Problem to work on: Copy the lines below as they are; omit the images they contain.
%%
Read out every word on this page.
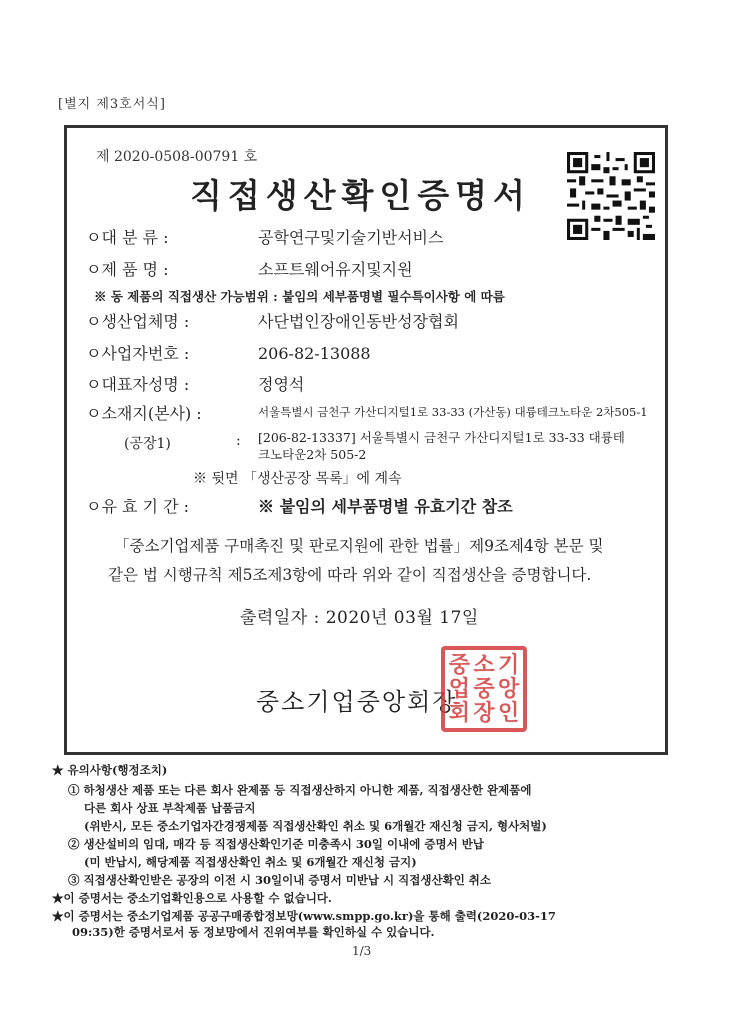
[별지 제3호서식]
제 2020-0508-00791 호
직접생산확인증명서
ㅇ대 분 류 :	공학연구및기술기반서비스
ㅇ제 품 명 :	소프트웨어유지및지원
※ 동 제품의 직접생산 가능범위 : 붙임의 세부품명별 필수특이사항 에 따름
ㅇ생산업체명 :	사단법인장애인동반성장협회
ㅇ사업자번호 :	206-82-13088
ㅇ대표자성명 :	정영석
ㅇ소재지(본사) :	서울특별시 금천구 가산디지털1로 33-33 (가산동) 대륭테크노타운 2차505-1
(공장1)	: [206-82-13337] 서울특별시 금천구 가산디지털1로 33-33 대륭테
크노타운2차 505-2
※ 뒷면 「생산공장 목록」에 계속
ㅇ유 효 기 간 :	※ 붙임의 세부품명별 유효기간 참조
「중소기업제품 구매촉진 및 판로지원에 관한 법률」제9조제4항 본문 및
같은 법 시행규칙 제5조제3항에 따라 위와 같이 직접생산을 증명합니다.
출력일자 : 2020년 03월 17일
중소기업중앙회장
중 소 기
업 중 앙
회 장 인
★ 유의사항(행정조치)
① 하청생산 제품 또는 다른 회사 완제품 등 직접생산하지 아니한 제품, 직접생산한 완제품에
다른 회사 상표 부착제품 납품금지
(위반시, 모든 중소기업자간경쟁제품 직접생산확인 취소 및 6개월간 재신청 금지, 형사처벌)
② 생산설비의 임대, 매각 등 직접생산확인기준 미충족시 30일 이내에 증명서 반납
(미 반납시, 해당제품 직접생산확인 취소 및 6개월간 재신청 금지)
③ 직접생산확인받은 공장의 이전 시 30일이내 증명서 미반납 시 직접생산확인 취소
★이 증명서는 중소기업확인용으로 사용할 수 없습니다.
★이 증명서는 중소기업제품 공공구매종합정보망(www.smpp.go.kr)을 통해 출력(2020-03-17
09:35)한 증명서로서 동 정보망에서 진위여부를 확인하실 수 있습니다.
1/3
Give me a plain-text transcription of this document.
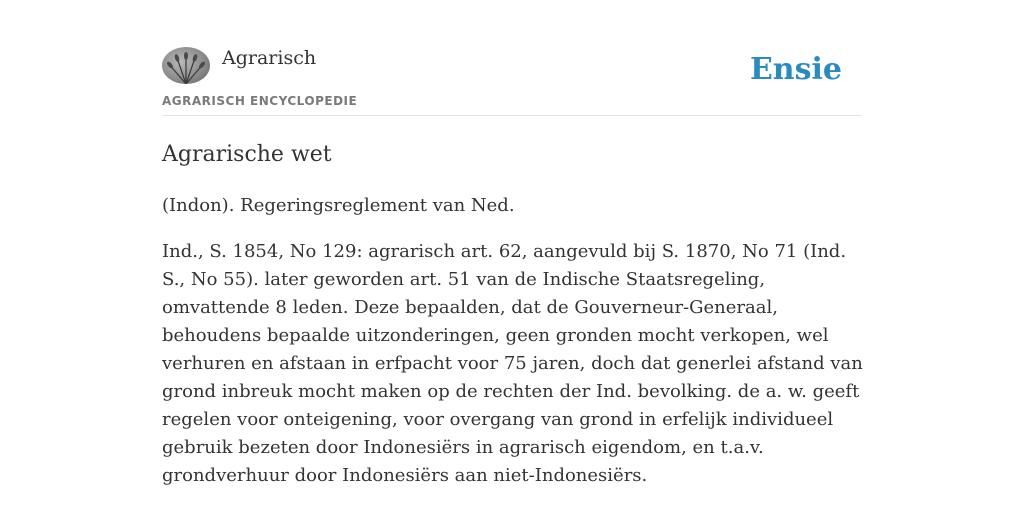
Agrarisch
AGRARISCH ENCYCLOPEDIE
Ensie
Agrarische wet

(Indon). Regeringsreglement van Ned.

Ind., S. 1854, No 129: agrarisch art. 62, aangevuld bij S. 1870, No 71 (Ind. S., No 55). later geworden art. 51 van de Indische Staatsregeling, omvattende 8 leden. Deze bepaalden, dat de Gouverneur-Generaal, behoudens bepaalde uitzonderingen, geen gronden mocht verkopen, wel verhuren en afstaan in erfpacht voor 75 jaren, doch dat generlei afstand van grond inbreuk mocht maken op de rechten der Ind. bevolking. de a. w. geeft regelen voor onteigening, voor overgang van grond in erfelijk individueel gebruik bezeten door Indonesiërs in agrarisch eigendom, en t.a.v. grondverhuur door Indonesiërs aan niet-Indonesiërs.
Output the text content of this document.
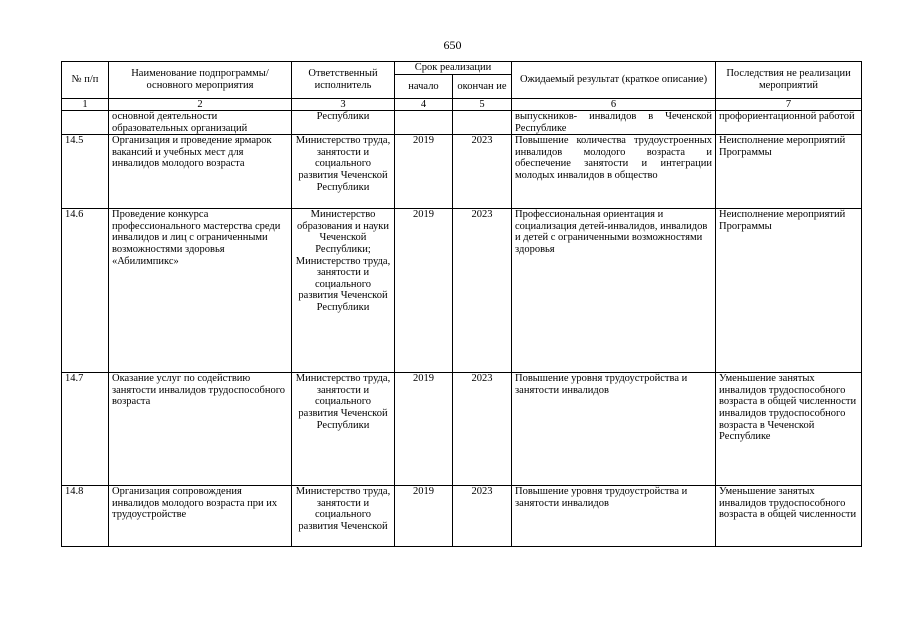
650
№ п/п	Наименование подпрограммы/ основного мероприятия	Ответственный исполнитель	Срок реализации		Ожидаемый результат (краткое описание)	Последствия не реализации мероприятий
			начало	окончан ие		
1	2	3	4	5	6	7
	основной деятельности образовательных организаций	Республики			выпускников- инвалидов в Чеченской Республике	профориентационной работой
14.5	Организация и проведение ярмарок вакансий и учебных мест для инвалидов молодого возраста	Министерство труда, занятости и социального развития Чеченской Республики	2019	2023	Повышение количества трудоустроенных инвалидов молодого возраста и обеспечение занятости и интеграции молодых инвалидов в общество	Неисполнение мероприятий Программы
14.6	Проведение конкурса профессионального мастерства среди инвалидов и лиц с ограниченными возможностями здоровья «Абилимпикс»	Министерство образования и науки Чеченской Республики; Министерство труда, занятости и социального развития Чеченской Республики	2019	2023	Профессиональная ориентация и социализация детей-инвалидов, инвалидов и детей с ограниченными возможностями здоровья	Неисполнение мероприятий Программы
14.7	Оказание услуг по содействию занятости инвалидов трудоспособного возраста	Министерство труда, занятости и социального развития Чеченской Республики	2019	2023	Повышение уровня трудоустройства и занятости инвалидов	Уменьшение занятых инвалидов трудоспособного возраста в общей численности инвалидов трудоспособного возраста в Чеченской Республике
14.8	Организация сопровождения инвалидов молодого возраста при их трудоустройстве	Министерство труда, занятости и социального развития Чеченской	2019	2023	Повышение уровня трудоустройства и занятости инвалидов	Уменьшение занятых инвалидов трудоспособного возраста в общей численности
%%
Solution to this problem:
Read out every word on this page.
[별지 제3호서식]
제 2020-0508-00791 호
직접생산확인증명서
ㅇ대 분 류 :	공학연구및기술기반서비스
ㅇ제 품 명 :	소프트웨어유지및지원
※ 동 제품의 직접생산 가능범위 : 붙임의 세부품명별 필수특이사항 에 따름
ㅇ생산업체명 :	사단법인장애인동반성장협회
ㅇ사업자번호 :	206-82-13088
ㅇ대표자성명 :	정영석
ㅇ소재지(본사) :	서울특별시 금천구 가산디지털1로 33-33 (가산동) 대륭테크노타운 2차505-1
(공장1)	: [206-82-13337] 서울특별시 금천구 가산디지털1로 33-33 대륭테
크노타운2차 505-2
※ 뒷면 「생산공장 목록」에 계속
ㅇ유 효 기 간 :	※ 붙임의 세부품명별 유효기간 참조
「중소기업제품 구매촉진 및 판로지원에 관한 법률」제9조제4항 본문 및
같은 법 시행규칙 제5조제3항에 따라 위와 같이 직접생산을 증명합니다.
출력일자 : 2020년 03월 17일
중소기업중앙회장
중 소 기
업 중 앙
회 장 인
★ 유의사항(행정조치)
① 하청생산 제품 또는 다른 회사 완제품 등 직접생산하지 아니한 제품, 직접생산한 완제품에
다른 회사 상표 부착제품 납품금지
(위반시, 모든 중소기업자간경쟁제품 직접생산확인 취소 및 6개월간 재신청 금지, 형사처벌)
② 생산설비의 임대, 매각 등 직접생산확인기준 미충족시 30일 이내에 증명서 반납
(미 반납시, 해당제품 직접생산확인 취소 및 6개월간 재신청 금지)
③ 직접생산확인받은 공장의 이전 시 30일이내 증명서 미반납 시 직접생산확인 취소
★이 증명서는 중소기업확인용으로 사용할 수 없습니다.
★이 증명서는 중소기업제품 공공구매종합정보망(www.smpp.go.kr)을 통해 출력(2020-03-17
09:35)한 증명서로서 동 정보망에서 진위여부를 확인하실 수 있습니다.
1/3
Give me a plain-text transcription of this document.
Agrarisch
AGRARISCH ENCYCLOPEDIE
Ensie
Agrarische wet

(Indon). Regeringsreglement van Ned.

Ind., S. 1854, No 129: agrarisch art. 62, aangevuld bij S. 1870, No 71 (Ind. S., No 55). later geworden art. 51 van de Indische Staatsregeling, omvattende 8 leden. Deze bepaalden, dat de Gouverneur-Generaal, behoudens bepaalde uitzonderingen, geen gronden mocht verkopen, wel verhuren en afstaan in erfpacht voor 75 jaren, doch dat generlei afstand van grond inbreuk mocht maken op de rechten der Ind. bevolking. de a. w. geeft regelen voor onteigening, voor overgang van grond in erfelijk individueel gebruik bezeten door Indonesiërs in agrarisch eigendom, en t.a.v. grondverhuur door Indonesiërs aan niet-Indonesiërs.
Output the text content of this document.
650
№ п/п	Наименование подпрограммы/ основного мероприятия	Ответственный исполнитель	Срок реализации		Ожидаемый результат (краткое описание)	Последствия не реализации мероприятий
			начало	окончан ие		
1	2	3	4	5	6	7
	основной деятельности образовательных организаций	Республики			выпускников- инвалидов в Чеченской Республике	профориентационной работой
14.5	Организация и проведение ярмарок вакансий и учебных мест для инвалидов молодого возраста	Министерство труда, занятости и социального развития Чеченской Республики	2019	2023	Повышение количества трудоустроенных инвалидов молодого возраста и обеспечение занятости и интеграции молодых инвалидов в общество	Неисполнение мероприятий Программы
14.6	Проведение конкурса профессионального мастерства среди инвалидов и лиц с ограниченными возможностями здоровья «Абилимпикс»	Министерство образования и науки Чеченской Республики; Министерство труда, занятости и социального развития Чеченской Республики	2019	2023	Профессиональная ориентация и социализация детей-инвалидов, инвалидов и детей с ограниченными возможностями здоровья	Неисполнение мероприятий Программы
14.7	Оказание услуг по содействию занятости инвалидов трудоспособного возраста	Министерство труда, занятости и социального развития Чеченской Республики	2019	2023	Повышение уровня трудоустройства и занятости инвалидов	Уменьшение занятых инвалидов трудоспособного возраста в общей численности инвалидов трудоспособного возраста в Чеченской Республике
14.8	Организация сопровождения инвалидов молодого возраста при их трудоустройстве	Министерство труда, занятости и социального развития Чеченской	2019	2023	Повышение уровня трудоустройства и занятости инвалидов	Уменьшение занятых инвалидов трудоспособного возраста в общей численности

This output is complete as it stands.